/---

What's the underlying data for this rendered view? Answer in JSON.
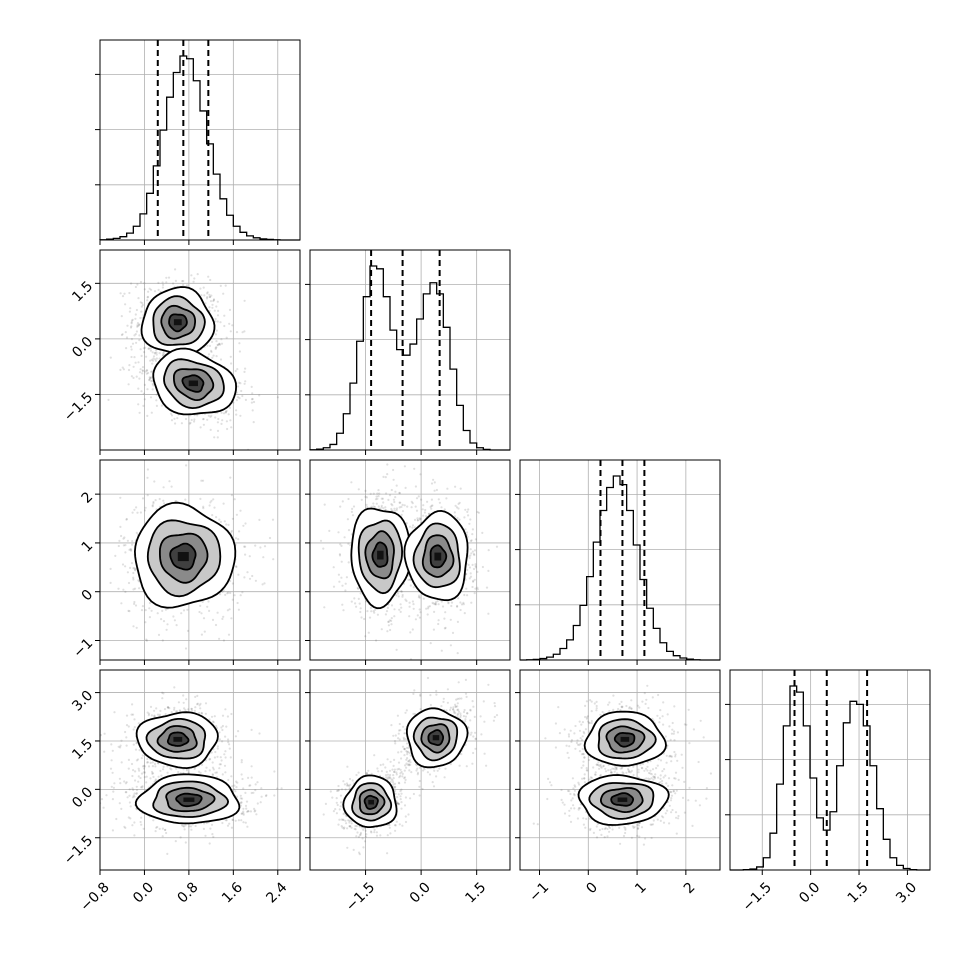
{
  "chart_data": {
    "type": "corner",
    "title": "",
    "n_params": 4,
    "grid": true,
    "colors": {
      "line": "#000000",
      "grid": "#b0b0b0",
      "points": "#555555"
    },
    "params": [
      {
        "lim": [
          -0.8,
          2.8
        ],
        "ticks": [
          -0.8,
          0.0,
          0.8,
          1.6,
          2.4
        ],
        "tick_labels": [
          "−0.8",
          "0.0",
          "0.8",
          "1.6",
          "2.4"
        ]
      },
      {
        "lim": [
          -3.0,
          2.4
        ],
        "ticks": [
          -1.5,
          0.0,
          1.5
        ],
        "tick_labels": [
          "−1.5",
          "0.0",
          "1.5"
        ]
      },
      {
        "lim": [
          -1.4,
          2.7
        ],
        "ticks": [
          -1,
          0,
          1,
          2
        ],
        "tick_labels": [
          "−1",
          "0",
          "1",
          "2"
        ]
      },
      {
        "lim": [
          -2.5,
          3.7
        ],
        "ticks": [
          -1.5,
          0.0,
          1.5,
          3.0
        ],
        "tick_labels": [
          "−1.5",
          "0.0",
          "1.5",
          "3.0"
        ]
      }
    ],
    "quantiles": [
      [
        0.24,
        0.7,
        1.15
      ],
      [
        -1.35,
        -0.5,
        0.5
      ],
      [
        0.25,
        0.7,
        1.15
      ],
      [
        -0.5,
        0.5,
        1.75
      ]
    ],
    "histograms": [
      {
        "bins": [
          -0.8,
          2.8
        ],
        "counts": [
          1,
          3,
          6,
          12,
          25,
          50,
          95,
          170,
          270,
          400,
          520,
          610,
          670,
          660,
          580,
          470,
          350,
          240,
          150,
          90,
          50,
          28,
          15,
          8,
          4,
          2,
          1,
          0,
          0,
          0
        ]
      },
      {
        "bins": [
          -3.0,
          2.4
        ],
        "counts": [
          1,
          3,
          8,
          20,
          60,
          130,
          240,
          390,
          550,
          660,
          650,
          550,
          430,
          360,
          340,
          380,
          470,
          560,
          600,
          560,
          440,
          290,
          160,
          70,
          25,
          8,
          2,
          0,
          0,
          0
        ]
      },
      {
        "bins": [
          -1.4,
          2.7
        ],
        "counts": [
          0,
          1,
          2,
          5,
          10,
          20,
          40,
          70,
          120,
          190,
          290,
          410,
          520,
          600,
          640,
          610,
          520,
          400,
          280,
          180,
          110,
          60,
          30,
          15,
          7,
          3,
          1,
          0,
          0,
          0
        ]
      },
      {
        "bins": [
          -2.5,
          3.7
        ],
        "counts": [
          0,
          0,
          1,
          3,
          10,
          40,
          120,
          280,
          470,
          600,
          580,
          470,
          300,
          170,
          130,
          190,
          340,
          480,
          550,
          540,
          470,
          340,
          200,
          100,
          40,
          15,
          5,
          1,
          0,
          0
        ]
      }
    ],
    "pair_modes": [
      {
        "row": 1,
        "col": 0,
        "modes": [
          [
            0.6,
            0.45,
            0.32,
            0.45,
            -0.1
          ],
          [
            0.88,
            -1.2,
            0.38,
            0.42,
            -0.35
          ]
        ]
      },
      {
        "row": 2,
        "col": 0,
        "modes": [
          [
            0.7,
            0.72,
            0.45,
            0.52,
            0.0
          ]
        ]
      },
      {
        "row": 2,
        "col": 1,
        "modes": [
          [
            -1.1,
            0.75,
            0.4,
            0.5,
            0.0
          ],
          [
            0.45,
            0.72,
            0.42,
            0.45,
            0.0
          ]
        ]
      },
      {
        "row": 3,
        "col": 0,
        "modes": [
          [
            0.6,
            1.55,
            0.36,
            0.42,
            0.0
          ],
          [
            0.8,
            -0.32,
            0.45,
            0.38,
            0.0
          ]
        ]
      },
      {
        "row": 3,
        "col": 1,
        "modes": [
          [
            -1.35,
            -0.4,
            0.35,
            0.4,
            0.2
          ],
          [
            0.4,
            1.6,
            0.4,
            0.45,
            0.4
          ]
        ]
      },
      {
        "row": 3,
        "col": 2,
        "modes": [
          [
            0.75,
            1.55,
            0.4,
            0.42,
            0.0
          ],
          [
            0.7,
            -0.32,
            0.45,
            0.38,
            0.0
          ]
        ]
      }
    ]
  }
}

\---

Your task is to retype all the entries exactly and leave out any pictures.

▶ [Correct answer]
What's the underlying data for this rendered view? Answer in JSON.
{
  "chart_data": {
    "type": "corner",
    "title": "",
    "n_params": 4,
    "grid": true,
    "colors": {
      "line": "#000000",
      "grid": "#b0b0b0",
      "points": "#555555"
    },
    "params": [
      {
        "lim": [
          -0.8,
          2.8
        ],
        "ticks": [
          -0.8,
          0.0,
          0.8,
          1.6,
          2.4
        ],
        "tick_labels": [
          "−0.8",
          "0.0",
          "0.8",
          "1.6",
          "2.4"
        ]
      },
      {
        "lim": [
          -3.0,
          2.4
        ],
        "ticks": [
          -1.5,
          0.0,
          1.5
        ],
        "tick_labels": [
          "−1.5",
          "0.0",
          "1.5"
        ]
      },
      {
        "lim": [
          -1.4,
          2.7
        ],
        "ticks": [
          -1,
          0,
          1,
          2
        ],
        "tick_labels": [
          "−1",
          "0",
          "1",
          "2"
        ]
      },
      {
        "lim": [
          -2.5,
          3.7
        ],
        "ticks": [
          -1.5,
          0.0,
          1.5,
          3.0
        ],
        "tick_labels": [
          "−1.5",
          "0.0",
          "1.5",
          "3.0"
        ]
      }
    ],
    "quantiles": [
      [
        0.24,
        0.7,
        1.15
      ],
      [
        -1.35,
        -0.5,
        0.5
      ],
      [
        0.25,
        0.7,
        1.15
      ],
      [
        -0.5,
        0.5,
        1.75
      ]
    ],
    "histograms": [
      {
        "bins": [
          -0.8,
          2.8
        ],
        "counts": [
          1,
          3,
          6,
          12,
          25,
          50,
          95,
          170,
          270,
          400,
          520,
          610,
          670,
          660,
          580,
          470,
          350,
          240,
          150,
          90,
          50,
          28,
          15,
          8,
          4,
          2,
          1,
          0,
          0,
          0
        ]
      },
      {
        "bins": [
          -3.0,
          2.4
        ],
        "counts": [
          1,
          3,
          8,
          20,
          60,
          130,
          240,
          390,
          550,
          660,
          650,
          550,
          430,
          360,
          340,
          380,
          470,
          560,
          600,
          560,
          440,
          290,
          160,
          70,
          25,
          8,
          2,
          0,
          0,
          0
        ]
      },
      {
        "bins": [
          -1.4,
          2.7
        ],
        "counts": [
          0,
          1,
          2,
          5,
          10,
          20,
          40,
          70,
          120,
          190,
          290,
          410,
          520,
          600,
          640,
          610,
          520,
          400,
          280,
          180,
          110,
          60,
          30,
          15,
          7,
          3,
          1,
          0,
          0,
          0
        ]
      },
      {
        "bins": [
          -2.5,
          3.7
        ],
        "counts": [
          0,
          0,
          1,
          3,
          10,
          40,
          120,
          280,
          470,
          600,
          580,
          470,
          300,
          170,
          130,
          190,
          340,
          480,
          550,
          540,
          470,
          340,
          200,
          100,
          40,
          15,
          5,
          1,
          0,
          0
        ]
      }
    ],
    "pair_modes": [
      {
        "row": 1,
        "col": 0,
        "modes": [
          [
            0.6,
            0.45,
            0.32,
            0.45,
            -0.1
          ],
          [
            0.88,
            -1.2,
            0.38,
            0.42,
            -0.35
          ]
        ]
      },
      {
        "row": 2,
        "col": 0,
        "modes": [
          [
            0.7,
            0.72,
            0.45,
            0.52,
            0.0
          ]
        ]
      },
      {
        "row": 2,
        "col": 1,
        "modes": [
          [
            -1.1,
            0.75,
            0.4,
            0.5,
            0.0
          ],
          [
            0.45,
            0.72,
            0.42,
            0.45,
            0.0
          ]
        ]
      },
      {
        "row": 3,
        "col": 0,
        "modes": [
          [
            0.6,
            1.55,
            0.36,
            0.42,
            0.0
          ],
          [
            0.8,
            -0.32,
            0.45,
            0.38,
            0.0
          ]
        ]
      },
      {
        "row": 3,
        "col": 1,
        "modes": [
          [
            -1.35,
            -0.4,
            0.35,
            0.4,
            0.2
          ],
          [
            0.4,
            1.6,
            0.4,
            0.45,
            0.4
          ]
        ]
      },
      {
        "row": 3,
        "col": 2,
        "modes": [
          [
            0.75,
            1.55,
            0.4,
            0.42,
            0.0
          ],
          [
            0.7,
            -0.32,
            0.45,
            0.38,
            0.0
          ]
        ]
      }
    ]
  }
}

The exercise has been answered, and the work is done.